━━━ KUTIPAN TEKS ━━━

Ada
sejumlah persoalan yang sering menjadi perselisihan di antara kaum
muslimin seputar pembatal-pembatal puasa. Di antaranya memang ada yang
menjadi permasalahan yang diperselisihkan di antara para ulama, namun
ada pula hanya sekedar anggapan yang berlebih-lebihan dan tidak dibangun
di atas dalil.
Melalui tulisan ini akan dikupas beberapa permasalahan yang oleh sebagian umat dianggap sebagai pembatal puasa namun sesungguhnya tidak demikian.

━━━

** SOAL SINGKAT A **
Perbarui catatan mulai dari baris yang memuat "What elements are" sampai baris yang memuat "data-point <box>516 251 541 276</box>" dengan mengganti "x-tick-label" menjadi "label-sumbu-x", tanpa mengubah bagian lain. Tuliskan hanya baris-baris tersebut.

━━━ MASUKAN TUGAS ━━━

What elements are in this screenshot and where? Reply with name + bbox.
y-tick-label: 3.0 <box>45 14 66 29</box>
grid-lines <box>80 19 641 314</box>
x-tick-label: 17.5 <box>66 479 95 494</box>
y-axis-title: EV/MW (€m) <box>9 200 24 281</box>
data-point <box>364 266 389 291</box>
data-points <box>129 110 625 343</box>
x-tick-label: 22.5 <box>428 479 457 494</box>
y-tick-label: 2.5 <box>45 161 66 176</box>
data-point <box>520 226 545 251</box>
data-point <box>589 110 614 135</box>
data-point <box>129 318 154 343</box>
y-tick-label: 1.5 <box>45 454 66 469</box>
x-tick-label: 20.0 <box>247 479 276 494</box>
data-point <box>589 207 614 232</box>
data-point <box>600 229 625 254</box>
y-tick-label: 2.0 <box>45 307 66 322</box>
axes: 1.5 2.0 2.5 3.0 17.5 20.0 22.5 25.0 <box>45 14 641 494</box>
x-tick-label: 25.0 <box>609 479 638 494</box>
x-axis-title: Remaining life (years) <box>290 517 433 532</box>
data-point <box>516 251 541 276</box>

━━━
━━━ MASUKAN TUGAS ━━━

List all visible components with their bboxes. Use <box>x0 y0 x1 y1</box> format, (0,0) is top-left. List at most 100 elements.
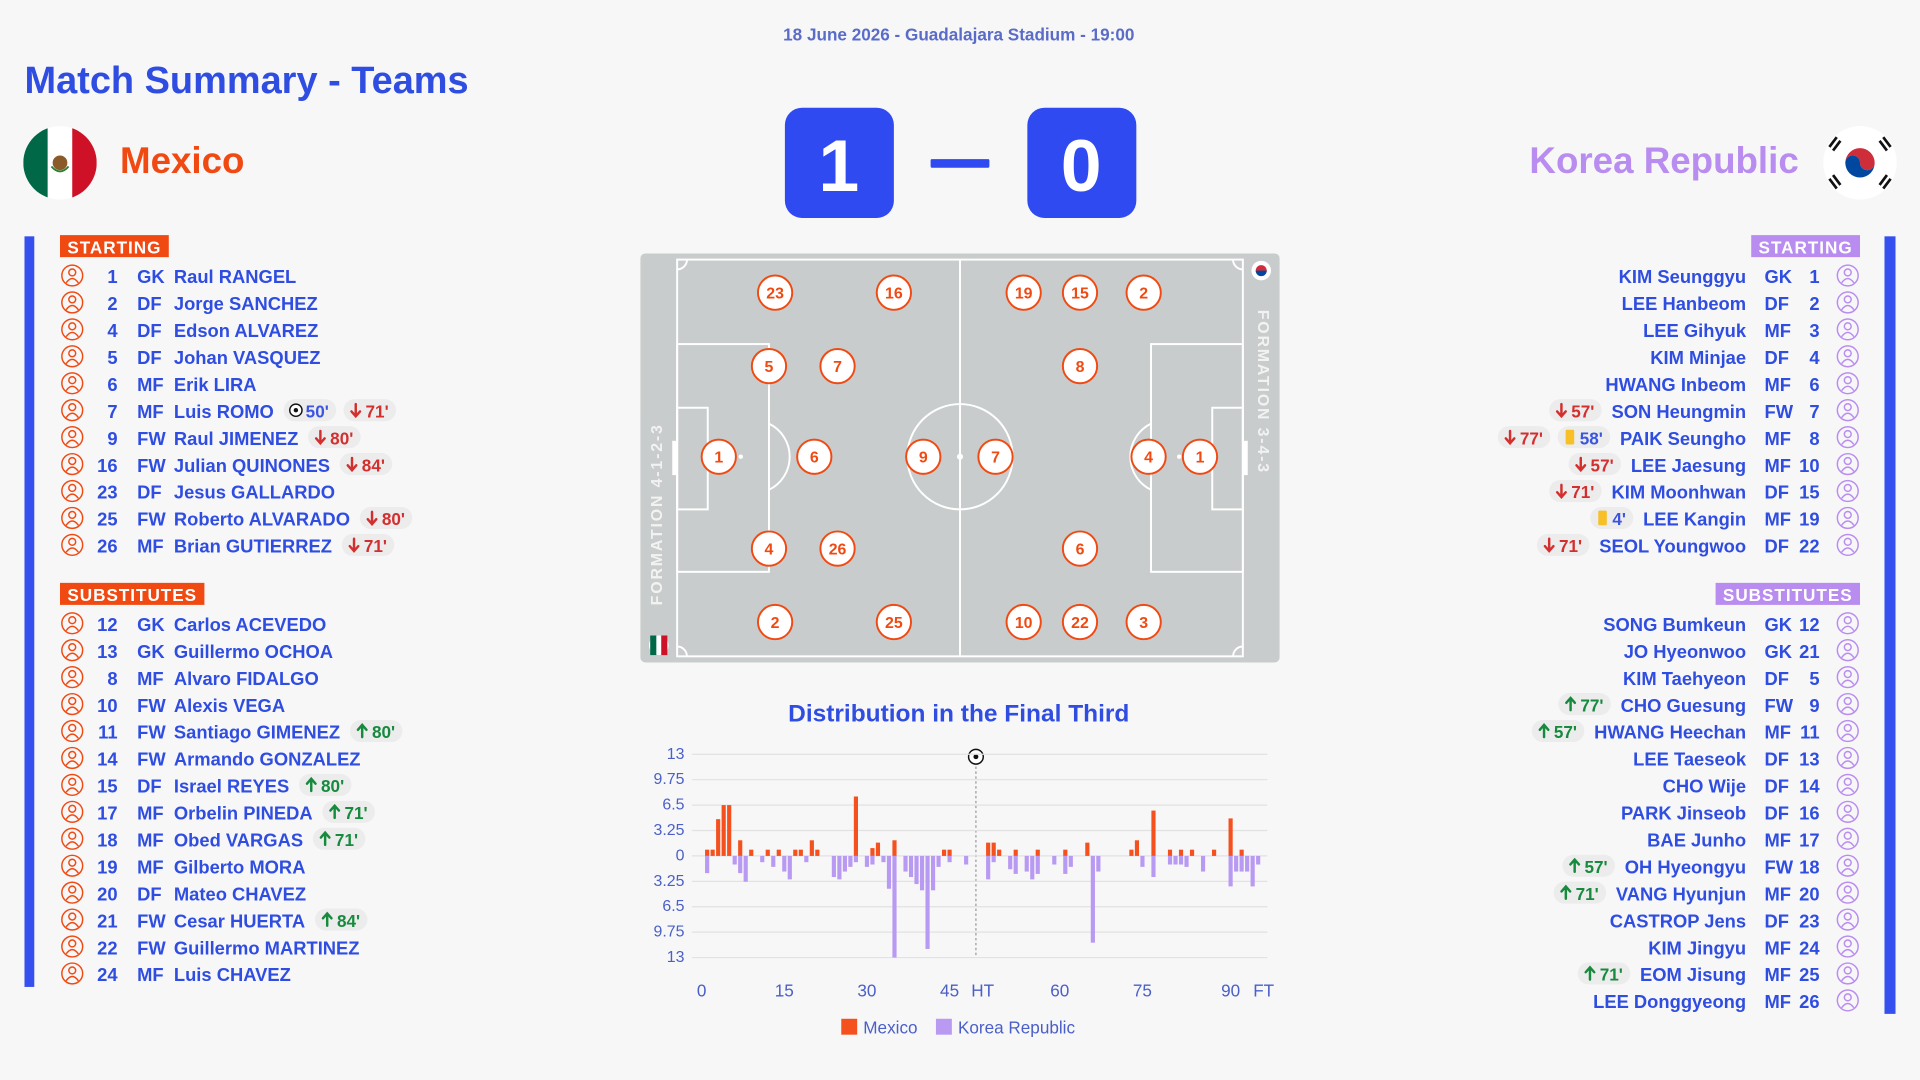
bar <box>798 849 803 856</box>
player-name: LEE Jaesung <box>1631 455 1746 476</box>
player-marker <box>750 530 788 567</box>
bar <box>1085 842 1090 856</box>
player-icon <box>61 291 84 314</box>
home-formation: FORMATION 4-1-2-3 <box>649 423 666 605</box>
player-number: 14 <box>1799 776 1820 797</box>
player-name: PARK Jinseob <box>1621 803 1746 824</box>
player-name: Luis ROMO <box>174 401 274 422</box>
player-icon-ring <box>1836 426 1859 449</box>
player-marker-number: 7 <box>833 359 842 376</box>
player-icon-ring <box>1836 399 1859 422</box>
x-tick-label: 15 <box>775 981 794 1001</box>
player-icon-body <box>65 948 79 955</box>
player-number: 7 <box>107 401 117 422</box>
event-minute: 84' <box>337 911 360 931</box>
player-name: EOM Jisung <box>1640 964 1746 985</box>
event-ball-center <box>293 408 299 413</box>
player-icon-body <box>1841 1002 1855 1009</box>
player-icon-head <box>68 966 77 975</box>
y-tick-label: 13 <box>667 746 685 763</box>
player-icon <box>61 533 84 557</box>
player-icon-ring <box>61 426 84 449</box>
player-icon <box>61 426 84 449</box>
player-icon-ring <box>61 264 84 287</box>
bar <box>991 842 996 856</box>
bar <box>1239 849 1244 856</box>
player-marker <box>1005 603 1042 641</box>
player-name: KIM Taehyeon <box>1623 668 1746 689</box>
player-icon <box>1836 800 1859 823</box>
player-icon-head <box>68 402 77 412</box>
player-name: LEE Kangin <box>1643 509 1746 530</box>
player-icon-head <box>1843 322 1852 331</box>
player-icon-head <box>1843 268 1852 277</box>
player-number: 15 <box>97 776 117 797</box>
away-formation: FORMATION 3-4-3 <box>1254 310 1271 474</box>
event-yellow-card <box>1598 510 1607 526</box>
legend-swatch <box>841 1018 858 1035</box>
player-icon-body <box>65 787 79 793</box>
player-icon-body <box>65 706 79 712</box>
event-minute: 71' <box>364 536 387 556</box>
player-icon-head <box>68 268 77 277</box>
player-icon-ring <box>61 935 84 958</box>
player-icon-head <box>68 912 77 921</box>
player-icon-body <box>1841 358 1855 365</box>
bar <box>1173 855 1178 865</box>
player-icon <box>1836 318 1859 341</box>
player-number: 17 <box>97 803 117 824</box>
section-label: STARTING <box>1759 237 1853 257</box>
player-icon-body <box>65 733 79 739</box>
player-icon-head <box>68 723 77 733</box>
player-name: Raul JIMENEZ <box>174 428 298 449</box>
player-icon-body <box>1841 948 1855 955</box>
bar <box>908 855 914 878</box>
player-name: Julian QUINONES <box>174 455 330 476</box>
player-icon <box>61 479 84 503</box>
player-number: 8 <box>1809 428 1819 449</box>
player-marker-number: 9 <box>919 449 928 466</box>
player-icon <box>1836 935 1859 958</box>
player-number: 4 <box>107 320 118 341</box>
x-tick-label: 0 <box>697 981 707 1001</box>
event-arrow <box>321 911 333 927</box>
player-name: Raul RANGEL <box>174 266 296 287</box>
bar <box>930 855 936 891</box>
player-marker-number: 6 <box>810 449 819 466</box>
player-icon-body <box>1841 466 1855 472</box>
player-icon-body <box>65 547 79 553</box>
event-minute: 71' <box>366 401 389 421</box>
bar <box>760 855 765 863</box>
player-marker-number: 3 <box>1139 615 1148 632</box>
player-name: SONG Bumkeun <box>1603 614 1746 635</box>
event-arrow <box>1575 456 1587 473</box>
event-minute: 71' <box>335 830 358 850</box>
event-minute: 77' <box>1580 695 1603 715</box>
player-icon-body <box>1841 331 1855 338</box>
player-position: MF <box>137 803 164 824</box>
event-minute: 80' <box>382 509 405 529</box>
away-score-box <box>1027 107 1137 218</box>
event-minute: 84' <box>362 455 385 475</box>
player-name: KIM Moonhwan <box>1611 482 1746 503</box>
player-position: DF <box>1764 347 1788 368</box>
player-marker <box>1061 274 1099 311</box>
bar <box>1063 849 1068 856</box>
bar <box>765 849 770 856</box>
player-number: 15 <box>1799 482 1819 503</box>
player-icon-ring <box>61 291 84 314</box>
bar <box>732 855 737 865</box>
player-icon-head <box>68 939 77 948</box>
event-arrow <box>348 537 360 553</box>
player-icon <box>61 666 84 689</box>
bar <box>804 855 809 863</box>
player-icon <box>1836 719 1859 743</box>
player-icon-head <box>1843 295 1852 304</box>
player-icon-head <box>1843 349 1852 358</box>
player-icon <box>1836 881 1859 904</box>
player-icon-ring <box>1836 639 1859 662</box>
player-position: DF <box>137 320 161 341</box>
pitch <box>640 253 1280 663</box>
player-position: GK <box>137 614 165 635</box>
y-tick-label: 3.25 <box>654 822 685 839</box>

━━━

** SOAL SINGKAT B **
Teruskan tulisan tentang hal-hal yang dianggap membatalkan puasa dari bagian terakhirnya.

** JAWABAN LATIHAN A **
What elements are in this screenshot and where? Reply with name + bbox.
y-tick-label: 3.0 <box>45 14 66 29</box>
grid-lines <box>80 19 641 314</box>
label-sumbu-x: 17.5 <box>66 479 95 494</box>
y-axis-title: EV/MW (€m) <box>9 200 24 281</box>
data-point <box>364 266 389 291</box>
data-points <box>129 110 625 343</box>
label-sumbu-x: 22.5 <box>428 479 457 494</box>
y-tick-label: 2.5 <box>45 161 66 176</box>
data-point <box>520 226 545 251</box>
data-point <box>589 110 614 135</box>
data-point <box>129 318 154 343</box>
y-tick-label: 1.5 <box>45 454 66 469</box>
label-sumbu-x: 20.0 <box>247 479 276 494</box>
data-point <box>589 207 614 232</box>
data-point <box>600 229 625 254</box>
y-tick-label: 2.0 <box>45 307 66 322</box>
axes: 1.5 2.0 2.5 3.0 17.5 20.0 22.5 25.0 <box>45 14 641 494</box>
label-sumbu-x: 25.0 <box>609 479 638 494</box>
x-axis-title: Remaining life (years) <box>290 517 433 532</box>
data-point <box>516 251 541 276</box>

** JAWABAN LATIHAN B **
Keterangan-keterangan yang dibawakan nantinya sebagian besar diambilkan
dari kitab Fatawa Ramadhan -cetakan pertama dari penerbit Adhwaa’
As-salaf- yang berisi kumpulan fatwa para ulama seperti Asy-Syaikh Ibnu
Baz, Asy-Syaikh Al-‘Utsaimin, Asy-Syaikh Shalih Al-Fauzan, dan lain-lain
rahimahumullahu ajma’in.
Di antara faidah yang bisa kita ambil dari kitab tersebut adalah:
1. Bahwa
orang yang melakukan pembatal-pembatal puasa dalam keadaan lupa,
dipaksa, dan tidak tahu dari sisi hukumnya, maka tidaklah batal puasanya.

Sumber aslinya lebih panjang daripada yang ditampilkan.